_Stored rows_
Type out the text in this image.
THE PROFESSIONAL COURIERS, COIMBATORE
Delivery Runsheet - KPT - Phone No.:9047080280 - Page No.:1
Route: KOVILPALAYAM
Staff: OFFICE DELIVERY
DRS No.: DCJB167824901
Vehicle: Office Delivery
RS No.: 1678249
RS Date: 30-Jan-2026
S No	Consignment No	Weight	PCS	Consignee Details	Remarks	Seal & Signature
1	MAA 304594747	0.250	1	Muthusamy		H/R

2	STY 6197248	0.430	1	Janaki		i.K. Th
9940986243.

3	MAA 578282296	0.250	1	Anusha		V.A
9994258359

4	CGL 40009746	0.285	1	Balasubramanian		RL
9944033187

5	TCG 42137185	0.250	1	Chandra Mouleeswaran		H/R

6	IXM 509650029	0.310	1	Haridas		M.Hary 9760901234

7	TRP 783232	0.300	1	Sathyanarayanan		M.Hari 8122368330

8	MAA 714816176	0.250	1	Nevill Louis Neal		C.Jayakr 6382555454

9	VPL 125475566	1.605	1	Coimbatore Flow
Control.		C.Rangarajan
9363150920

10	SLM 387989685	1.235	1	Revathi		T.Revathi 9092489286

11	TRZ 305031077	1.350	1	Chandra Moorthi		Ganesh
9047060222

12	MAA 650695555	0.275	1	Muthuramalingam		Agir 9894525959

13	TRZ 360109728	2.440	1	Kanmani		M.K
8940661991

_Directions_
All of the material above needs to be copied exactly.

_Reply_
Type out the text in this image.
THE PROFESSIONAL COURIERS, COIMBATORE
Delivery Runsheet - KPT - Phone No.:9047080280 - Page No.:1
Route: KOVILPALAYAM
Staff: OFFICE DELIVERY
DRS No.: DCJB167824901
Vehicle: Office Delivery
RS No.: 1678249
RS Date: 30-Jan-2026
S No	Consignment No	Weight	PCS	Consignee Details	Remarks	Seal & Signature
1	MAA 304594747	0.250	1	Muthusamy		H/R

2	STY 6197248	0.430	1	Janaki		i.K. Th
9940986243.

3	MAA 578282296	0.250	1	Anusha		V.A
9994258359

4	CGL 40009746	0.285	1	Balasubramanian		RL
9944033187

5	TCG 42137185	0.250	1	Chandra Mouleeswaran		H/R

6	IXM 509650029	0.310	1	Haridas		M.Hary 9760901234

7	TRP 783232	0.300	1	Sathyanarayanan		M.Hari 8122368330

8	MAA 714816176	0.250	1	Nevill Louis Neal		C.Jayakr 6382555454

9	VPL 125475566	1.605	1	Coimbatore Flow
Control.		C.Rangarajan
9363150920

10	SLM 387989685	1.235	1	Revathi		T.Revathi 9092489286

11	TRZ 305031077	1.350	1	Chandra Moorthi		Ganesh
9047060222

12	MAA 650695555	0.275	1	Muthuramalingam		Agir 9894525959

13	TRZ 360109728	2.440	1	Kanmani		M.K
8940661991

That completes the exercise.